::: DATA ROWS :::

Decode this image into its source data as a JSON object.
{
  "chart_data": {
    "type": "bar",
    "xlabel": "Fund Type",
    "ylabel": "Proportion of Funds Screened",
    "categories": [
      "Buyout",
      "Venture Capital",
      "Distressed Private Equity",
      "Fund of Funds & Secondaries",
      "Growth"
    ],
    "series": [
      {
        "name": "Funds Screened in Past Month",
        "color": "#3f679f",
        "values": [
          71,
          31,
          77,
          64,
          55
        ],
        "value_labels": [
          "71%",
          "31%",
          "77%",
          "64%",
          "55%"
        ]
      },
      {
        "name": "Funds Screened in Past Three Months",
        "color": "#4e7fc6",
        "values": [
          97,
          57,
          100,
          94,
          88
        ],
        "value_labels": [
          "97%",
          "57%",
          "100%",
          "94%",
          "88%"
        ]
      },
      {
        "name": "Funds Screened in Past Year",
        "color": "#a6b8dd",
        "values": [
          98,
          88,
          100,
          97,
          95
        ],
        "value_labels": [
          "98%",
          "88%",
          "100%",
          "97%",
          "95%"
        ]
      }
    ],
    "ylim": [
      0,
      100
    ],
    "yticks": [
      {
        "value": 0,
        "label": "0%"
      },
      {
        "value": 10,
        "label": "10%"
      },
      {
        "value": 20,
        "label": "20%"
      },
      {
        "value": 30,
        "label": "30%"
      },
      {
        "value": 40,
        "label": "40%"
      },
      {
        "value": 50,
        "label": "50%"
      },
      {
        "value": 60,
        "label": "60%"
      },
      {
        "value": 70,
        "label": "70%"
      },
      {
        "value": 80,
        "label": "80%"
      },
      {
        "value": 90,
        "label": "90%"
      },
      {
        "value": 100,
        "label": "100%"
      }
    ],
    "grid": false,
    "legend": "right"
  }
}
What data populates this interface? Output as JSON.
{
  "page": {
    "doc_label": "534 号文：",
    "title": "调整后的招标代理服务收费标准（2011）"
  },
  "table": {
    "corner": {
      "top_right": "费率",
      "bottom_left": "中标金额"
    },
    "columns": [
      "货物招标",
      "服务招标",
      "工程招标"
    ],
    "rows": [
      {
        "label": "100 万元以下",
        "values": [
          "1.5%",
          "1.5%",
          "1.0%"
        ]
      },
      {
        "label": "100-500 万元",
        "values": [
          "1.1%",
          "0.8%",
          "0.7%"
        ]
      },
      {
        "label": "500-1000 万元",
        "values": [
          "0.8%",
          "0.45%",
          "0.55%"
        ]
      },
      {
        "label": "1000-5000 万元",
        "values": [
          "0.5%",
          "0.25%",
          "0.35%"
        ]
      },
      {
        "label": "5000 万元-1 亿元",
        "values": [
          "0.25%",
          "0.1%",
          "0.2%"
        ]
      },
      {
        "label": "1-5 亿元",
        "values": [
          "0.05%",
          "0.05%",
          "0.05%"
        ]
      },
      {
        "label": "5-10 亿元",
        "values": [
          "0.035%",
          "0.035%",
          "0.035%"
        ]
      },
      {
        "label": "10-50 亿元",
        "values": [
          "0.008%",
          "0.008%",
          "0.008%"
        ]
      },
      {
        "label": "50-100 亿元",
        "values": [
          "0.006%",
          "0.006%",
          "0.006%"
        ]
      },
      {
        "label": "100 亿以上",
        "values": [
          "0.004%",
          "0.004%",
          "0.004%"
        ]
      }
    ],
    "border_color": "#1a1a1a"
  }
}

:::

TASK PROMPT – Transcribe the whole listing with nothing added or left out.

RESPONSE TO THE TASK –
Decode this image into its source data as a JSON object.
{
  "chart_data": {
    "type": "bar",
    "xlabel": "Fund Type",
    "ylabel": "Proportion of Funds Screened",
    "categories": [
      "Buyout",
      "Venture Capital",
      "Distressed Private Equity",
      "Fund of Funds & Secondaries",
      "Growth"
    ],
    "series": [
      {
        "name": "Funds Screened in Past Month",
        "color": "#3f679f",
        "values": [
          71,
          31,
          77,
          64,
          55
        ],
        "value_labels": [
          "71%",
          "31%",
          "77%",
          "64%",
          "55%"
        ]
      },
      {
        "name": "Funds Screened in Past Three Months",
        "color": "#4e7fc6",
        "values": [
          97,
          57,
          100,
          94,
          88
        ],
        "value_labels": [
          "97%",
          "57%",
          "100%",
          "94%",
          "88%"
        ]
      },
      {
        "name": "Funds Screened in Past Year",
        "color": "#a6b8dd",
        "values": [
          98,
          88,
          100,
          97,
          95
        ],
        "value_labels": [
          "98%",
          "88%",
          "100%",
          "97%",
          "95%"
        ]
      }
    ],
    "ylim": [
      0,
      100
    ],
    "yticks": [
      {
        "value": 0,
        "label": "0%"
      },
      {
        "value": 10,
        "label": "10%"
      },
      {
        "value": 20,
        "label": "20%"
      },
      {
        "value": 30,
        "label": "30%"
      },
      {
        "value": 40,
        "label": "40%"
      },
      {
        "value": 50,
        "label": "50%"
      },
      {
        "value": 60,
        "label": "60%"
      },
      {
        "value": 70,
        "label": "70%"
      },
      {
        "value": 80,
        "label": "80%"
      },
      {
        "value": 90,
        "label": "90%"
      },
      {
        "value": 100,
        "label": "100%"
      }
    ],
    "grid": false,
    "legend": "right"
  }
}
What data populates this interface? Output as JSON.
{
  "page": {
    "doc_label": "534 号文：",
    "title": "调整后的招标代理服务收费标准（2011）"
  },
  "table": {
    "corner": {
      "top_right": "费率",
      "bottom_left": "中标金额"
    },
    "columns": [
      "货物招标",
      "服务招标",
      "工程招标"
    ],
    "rows": [
      {
        "label": "100 万元以下",
        "values": [
          "1.5%",
          "1.5%",
          "1.0%"
        ]
      },
      {
        "label": "100-500 万元",
        "values": [
          "1.1%",
          "0.8%",
          "0.7%"
        ]
      },
      {
        "label": "500-1000 万元",
        "values": [
          "0.8%",
          "0.45%",
          "0.55%"
        ]
      },
      {
        "label": "1000-5000 万元",
        "values": [
          "0.5%",
          "0.25%",
          "0.35%"
        ]
      },
      {
        "label": "5000 万元-1 亿元",
        "values": [
          "0.25%",
          "0.1%",
          "0.2%"
        ]
      },
      {
        "label": "1-5 亿元",
        "values": [
          "0.05%",
          "0.05%",
          "0.05%"
        ]
      },
      {
        "label": "5-10 亿元",
        "values": [
          "0.035%",
          "0.035%",
          "0.035%"
        ]
      },
      {
        "label": "10-50 亿元",
        "values": [
          "0.008%",
          "0.008%",
          "0.008%"
        ]
      },
      {
        "label": "50-100 亿元",
        "values": [
          "0.006%",
          "0.006%",
          "0.006%"
        ]
      },
      {
        "label": "100 亿以上",
        "values": [
          "0.004%",
          "0.004%",
          "0.004%"
        ]
      }
    ],
    "border_color": "#1a1a1a"
  }
}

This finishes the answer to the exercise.